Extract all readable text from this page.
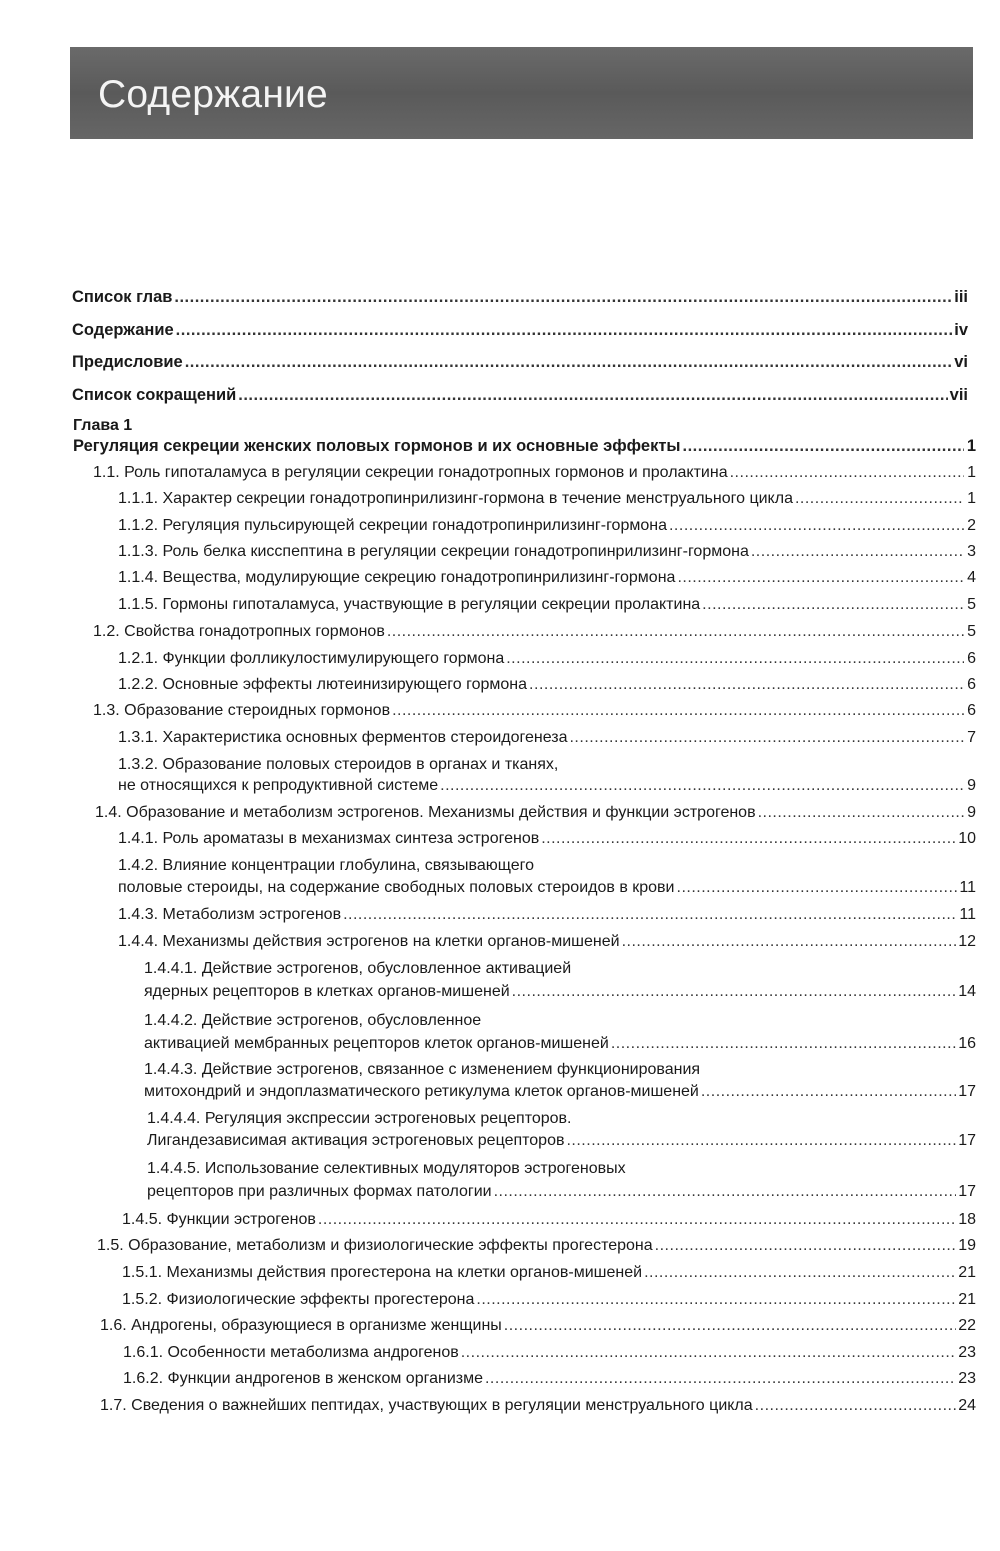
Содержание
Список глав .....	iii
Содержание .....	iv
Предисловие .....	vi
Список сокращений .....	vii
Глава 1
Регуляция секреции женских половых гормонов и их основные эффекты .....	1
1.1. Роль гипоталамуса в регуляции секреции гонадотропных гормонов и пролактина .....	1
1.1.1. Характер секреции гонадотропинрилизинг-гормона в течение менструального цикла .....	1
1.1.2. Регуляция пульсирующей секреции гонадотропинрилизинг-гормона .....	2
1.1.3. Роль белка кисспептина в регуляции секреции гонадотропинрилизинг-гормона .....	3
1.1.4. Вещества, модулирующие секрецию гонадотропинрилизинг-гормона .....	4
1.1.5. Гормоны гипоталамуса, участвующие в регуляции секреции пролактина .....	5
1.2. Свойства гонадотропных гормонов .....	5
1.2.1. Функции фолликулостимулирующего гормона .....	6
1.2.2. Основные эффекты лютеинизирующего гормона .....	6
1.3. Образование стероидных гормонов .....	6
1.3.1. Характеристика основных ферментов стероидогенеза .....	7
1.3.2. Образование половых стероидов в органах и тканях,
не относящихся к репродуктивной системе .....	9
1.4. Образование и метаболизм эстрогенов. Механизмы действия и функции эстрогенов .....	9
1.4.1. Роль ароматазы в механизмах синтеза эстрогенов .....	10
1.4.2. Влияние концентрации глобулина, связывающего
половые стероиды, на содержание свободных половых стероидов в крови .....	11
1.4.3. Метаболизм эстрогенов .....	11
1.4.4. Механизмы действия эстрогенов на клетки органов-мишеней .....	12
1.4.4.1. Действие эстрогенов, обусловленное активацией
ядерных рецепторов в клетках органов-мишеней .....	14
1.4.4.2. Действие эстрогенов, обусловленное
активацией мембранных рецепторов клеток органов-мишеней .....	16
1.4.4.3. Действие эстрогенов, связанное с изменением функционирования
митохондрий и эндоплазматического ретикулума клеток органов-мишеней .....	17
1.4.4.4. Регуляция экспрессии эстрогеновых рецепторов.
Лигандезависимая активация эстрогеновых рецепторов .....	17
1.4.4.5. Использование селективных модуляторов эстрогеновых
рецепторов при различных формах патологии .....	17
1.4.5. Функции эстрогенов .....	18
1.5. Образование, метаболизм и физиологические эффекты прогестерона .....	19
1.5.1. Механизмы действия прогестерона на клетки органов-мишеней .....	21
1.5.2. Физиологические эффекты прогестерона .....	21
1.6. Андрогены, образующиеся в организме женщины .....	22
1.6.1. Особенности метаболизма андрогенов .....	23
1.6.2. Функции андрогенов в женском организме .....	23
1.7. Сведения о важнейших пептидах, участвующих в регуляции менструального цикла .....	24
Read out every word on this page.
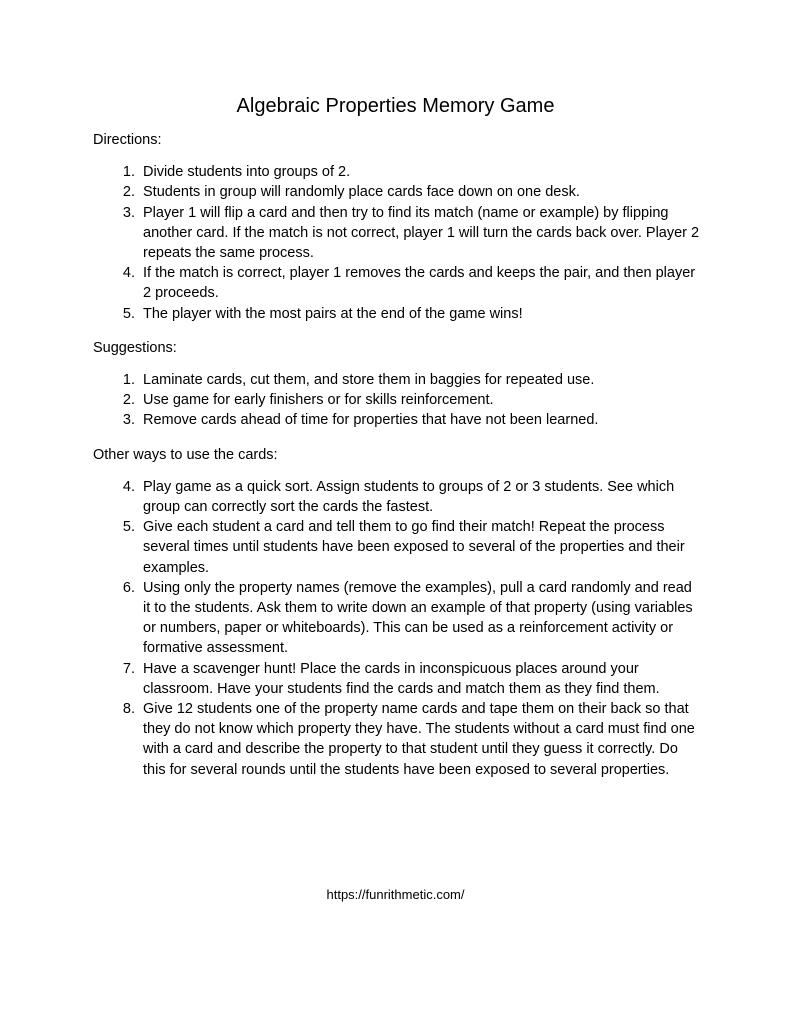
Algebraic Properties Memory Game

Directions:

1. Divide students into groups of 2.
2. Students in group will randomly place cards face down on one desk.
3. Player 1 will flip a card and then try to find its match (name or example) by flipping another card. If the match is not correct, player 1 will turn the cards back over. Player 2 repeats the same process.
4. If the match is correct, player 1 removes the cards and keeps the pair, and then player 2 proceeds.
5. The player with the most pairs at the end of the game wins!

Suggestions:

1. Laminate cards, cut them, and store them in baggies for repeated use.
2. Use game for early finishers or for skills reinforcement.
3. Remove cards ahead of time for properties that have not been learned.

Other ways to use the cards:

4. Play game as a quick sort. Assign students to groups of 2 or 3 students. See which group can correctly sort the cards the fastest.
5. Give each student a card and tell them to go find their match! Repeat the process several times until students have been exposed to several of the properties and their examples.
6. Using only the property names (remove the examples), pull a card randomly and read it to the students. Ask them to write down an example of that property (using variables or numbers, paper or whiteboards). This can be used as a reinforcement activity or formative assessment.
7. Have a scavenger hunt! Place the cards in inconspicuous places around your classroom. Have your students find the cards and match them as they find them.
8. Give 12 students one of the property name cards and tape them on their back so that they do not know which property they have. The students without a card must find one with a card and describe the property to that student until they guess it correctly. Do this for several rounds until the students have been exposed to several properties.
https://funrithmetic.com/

**TO DO:**
Report every line in the data above in which the word "организме" appears.

**FINAL RESULT:**
1.6. Андрогены, образующиеся в организме женщины .....	22
1.6.2. Функции андрогенов в женском организме .....	23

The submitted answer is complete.